_WHAT IS NEEDED_
Copy out the whole listing exactly as written, leaving the pictures behind.

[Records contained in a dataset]
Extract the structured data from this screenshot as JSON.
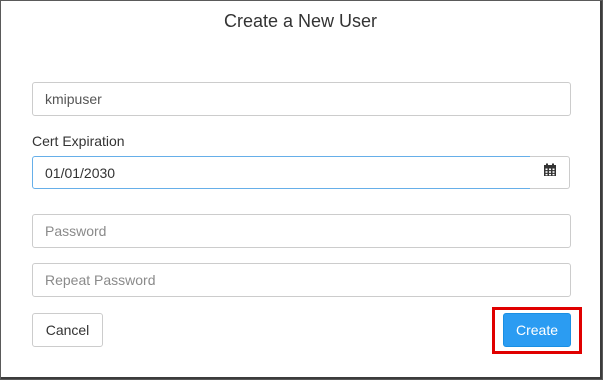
{
  "dialog": {
    "title": "Create a New User"
  },
  "form": {
    "username_value": "kmipuser",
    "cert_expiration_label": "Cert Expiration",
    "cert_expiration_value": "01/01/2030",
    "password_placeholder": "Password",
    "repeat_password_placeholder": "Repeat Password",
    "calendar_icon": "calendar-icon"
  },
  "actions": {
    "cancel_label": "Cancel",
    "create_label": "Create"
  },
  "colors": {
    "primary": "#2b9cf2",
    "focus_border": "#66afe9",
    "highlight": "#e00000"
  }
}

_TASK RESULT_
Extract the structured data from this screenshot as JSON.
{
  "dialog": {
    "title": "Create a New User"
  },
  "form": {
    "username_value": "kmipuser",
    "cert_expiration_label": "Cert Expiration",
    "cert_expiration_value": "01/01/2030",
    "password_placeholder": "Password",
    "repeat_password_placeholder": "Repeat Password",
    "calendar_icon": "calendar-icon"
  },
  "actions": {
    "cancel_label": "Cancel",
    "create_label": "Create"
  },
  "colors": {
    "primary": "#2b9cf2",
    "focus_border": "#66afe9",
    "highlight": "#e00000"
  }
}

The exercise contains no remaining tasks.